Find every line in the records below that holds the word "residuals" and copy it.

**Entries with figure data**

----------

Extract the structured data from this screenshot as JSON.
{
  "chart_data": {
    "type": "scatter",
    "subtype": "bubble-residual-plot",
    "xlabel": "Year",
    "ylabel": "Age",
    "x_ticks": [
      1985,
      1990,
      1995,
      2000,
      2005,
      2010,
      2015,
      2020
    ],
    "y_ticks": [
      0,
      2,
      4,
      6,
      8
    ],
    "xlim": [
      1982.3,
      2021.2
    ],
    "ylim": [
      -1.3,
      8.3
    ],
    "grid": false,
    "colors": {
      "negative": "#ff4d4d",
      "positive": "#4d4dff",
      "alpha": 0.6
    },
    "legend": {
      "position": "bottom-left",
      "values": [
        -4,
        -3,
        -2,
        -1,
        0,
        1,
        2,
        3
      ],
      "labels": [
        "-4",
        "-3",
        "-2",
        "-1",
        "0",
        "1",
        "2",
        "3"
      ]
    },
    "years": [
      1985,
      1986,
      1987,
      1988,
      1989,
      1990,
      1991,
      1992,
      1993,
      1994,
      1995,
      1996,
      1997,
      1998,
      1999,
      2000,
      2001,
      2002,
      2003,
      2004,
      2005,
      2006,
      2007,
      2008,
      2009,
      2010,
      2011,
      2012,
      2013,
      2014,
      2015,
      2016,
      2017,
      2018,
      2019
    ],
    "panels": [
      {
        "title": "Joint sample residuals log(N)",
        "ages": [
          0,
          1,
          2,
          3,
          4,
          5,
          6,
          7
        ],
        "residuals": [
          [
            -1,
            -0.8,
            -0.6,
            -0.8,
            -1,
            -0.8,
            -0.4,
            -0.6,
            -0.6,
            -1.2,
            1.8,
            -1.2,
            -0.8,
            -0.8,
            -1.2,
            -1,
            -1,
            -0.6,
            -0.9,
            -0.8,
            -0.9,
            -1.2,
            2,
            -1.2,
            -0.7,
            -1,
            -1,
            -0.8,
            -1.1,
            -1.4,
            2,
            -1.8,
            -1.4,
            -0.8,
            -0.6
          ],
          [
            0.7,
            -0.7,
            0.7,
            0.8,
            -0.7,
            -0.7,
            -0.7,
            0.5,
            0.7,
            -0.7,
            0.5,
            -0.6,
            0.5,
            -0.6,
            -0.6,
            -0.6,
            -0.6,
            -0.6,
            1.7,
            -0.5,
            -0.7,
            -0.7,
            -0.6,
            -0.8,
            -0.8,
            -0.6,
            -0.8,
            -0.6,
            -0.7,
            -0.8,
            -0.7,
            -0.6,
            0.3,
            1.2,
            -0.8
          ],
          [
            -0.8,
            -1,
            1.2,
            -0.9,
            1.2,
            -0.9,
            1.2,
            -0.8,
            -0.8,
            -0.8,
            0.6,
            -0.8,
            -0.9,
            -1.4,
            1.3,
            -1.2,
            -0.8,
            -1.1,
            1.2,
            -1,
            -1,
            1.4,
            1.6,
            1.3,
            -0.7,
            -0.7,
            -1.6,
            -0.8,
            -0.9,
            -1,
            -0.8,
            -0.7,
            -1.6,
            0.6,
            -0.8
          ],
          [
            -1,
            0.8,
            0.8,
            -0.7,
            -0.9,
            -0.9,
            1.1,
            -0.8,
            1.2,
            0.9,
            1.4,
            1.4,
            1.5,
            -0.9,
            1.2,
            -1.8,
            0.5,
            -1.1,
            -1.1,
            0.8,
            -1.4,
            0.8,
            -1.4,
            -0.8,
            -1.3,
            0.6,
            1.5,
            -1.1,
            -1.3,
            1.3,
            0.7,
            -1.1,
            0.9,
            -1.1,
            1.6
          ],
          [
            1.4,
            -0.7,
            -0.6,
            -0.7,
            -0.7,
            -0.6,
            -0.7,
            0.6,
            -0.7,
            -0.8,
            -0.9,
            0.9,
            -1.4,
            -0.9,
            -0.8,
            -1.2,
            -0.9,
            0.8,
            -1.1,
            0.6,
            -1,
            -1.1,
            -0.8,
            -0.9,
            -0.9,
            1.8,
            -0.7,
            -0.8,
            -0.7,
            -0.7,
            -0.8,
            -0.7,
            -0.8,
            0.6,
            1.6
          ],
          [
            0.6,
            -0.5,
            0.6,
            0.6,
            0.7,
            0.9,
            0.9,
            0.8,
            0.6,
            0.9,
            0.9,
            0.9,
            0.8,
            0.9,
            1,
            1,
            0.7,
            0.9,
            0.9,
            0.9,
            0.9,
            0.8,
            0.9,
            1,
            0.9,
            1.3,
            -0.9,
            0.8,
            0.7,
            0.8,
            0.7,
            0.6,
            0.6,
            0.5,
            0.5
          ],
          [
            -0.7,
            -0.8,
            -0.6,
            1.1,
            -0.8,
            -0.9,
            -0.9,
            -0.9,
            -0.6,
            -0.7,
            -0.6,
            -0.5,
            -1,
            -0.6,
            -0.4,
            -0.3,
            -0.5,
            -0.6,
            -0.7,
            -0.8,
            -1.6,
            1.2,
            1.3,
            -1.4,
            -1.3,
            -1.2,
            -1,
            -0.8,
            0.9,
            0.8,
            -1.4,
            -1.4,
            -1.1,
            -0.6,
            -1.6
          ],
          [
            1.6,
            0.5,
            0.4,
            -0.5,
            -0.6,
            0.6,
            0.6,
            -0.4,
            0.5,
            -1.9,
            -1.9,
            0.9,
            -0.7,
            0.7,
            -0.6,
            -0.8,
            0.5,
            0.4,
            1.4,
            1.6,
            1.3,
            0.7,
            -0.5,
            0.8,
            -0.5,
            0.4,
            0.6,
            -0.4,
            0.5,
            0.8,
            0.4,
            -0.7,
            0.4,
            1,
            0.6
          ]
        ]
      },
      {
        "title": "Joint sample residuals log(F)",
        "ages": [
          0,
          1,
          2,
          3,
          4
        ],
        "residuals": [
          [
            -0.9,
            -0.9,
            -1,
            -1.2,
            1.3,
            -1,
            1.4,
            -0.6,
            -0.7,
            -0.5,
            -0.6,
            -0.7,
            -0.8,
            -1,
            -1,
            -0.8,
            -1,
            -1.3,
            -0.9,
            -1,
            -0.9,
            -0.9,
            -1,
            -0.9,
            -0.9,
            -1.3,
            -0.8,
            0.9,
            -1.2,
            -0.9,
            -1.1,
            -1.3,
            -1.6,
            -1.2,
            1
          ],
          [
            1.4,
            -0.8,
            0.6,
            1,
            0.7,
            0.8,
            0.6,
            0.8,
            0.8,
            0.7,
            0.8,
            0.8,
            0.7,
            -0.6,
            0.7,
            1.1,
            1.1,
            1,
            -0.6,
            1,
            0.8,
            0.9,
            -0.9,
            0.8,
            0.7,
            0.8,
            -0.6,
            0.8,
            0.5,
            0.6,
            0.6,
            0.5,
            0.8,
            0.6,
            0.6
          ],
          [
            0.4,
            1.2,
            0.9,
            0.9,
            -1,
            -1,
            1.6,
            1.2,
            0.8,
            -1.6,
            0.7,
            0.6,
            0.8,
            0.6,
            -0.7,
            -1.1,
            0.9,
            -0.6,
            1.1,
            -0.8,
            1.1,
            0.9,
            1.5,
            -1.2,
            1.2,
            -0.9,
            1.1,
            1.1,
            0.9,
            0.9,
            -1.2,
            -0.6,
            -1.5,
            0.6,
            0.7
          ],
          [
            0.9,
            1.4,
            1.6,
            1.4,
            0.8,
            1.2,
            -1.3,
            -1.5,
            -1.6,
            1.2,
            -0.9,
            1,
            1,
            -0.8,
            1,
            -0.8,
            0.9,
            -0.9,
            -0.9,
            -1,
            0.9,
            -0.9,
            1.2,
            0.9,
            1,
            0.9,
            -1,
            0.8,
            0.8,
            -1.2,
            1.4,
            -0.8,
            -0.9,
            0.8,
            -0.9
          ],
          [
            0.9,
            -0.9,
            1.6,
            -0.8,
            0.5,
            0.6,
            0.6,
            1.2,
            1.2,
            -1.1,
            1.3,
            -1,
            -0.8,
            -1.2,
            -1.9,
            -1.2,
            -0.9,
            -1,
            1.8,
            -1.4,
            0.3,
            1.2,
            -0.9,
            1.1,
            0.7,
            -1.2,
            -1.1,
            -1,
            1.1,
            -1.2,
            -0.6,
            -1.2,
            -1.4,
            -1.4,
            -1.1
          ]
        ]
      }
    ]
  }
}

----------

**Exercise output**
        "title": "Joint sample residuals log(N)",
        "residuals": [
        "title": "Joint sample residuals log(F)",
        "residuals": [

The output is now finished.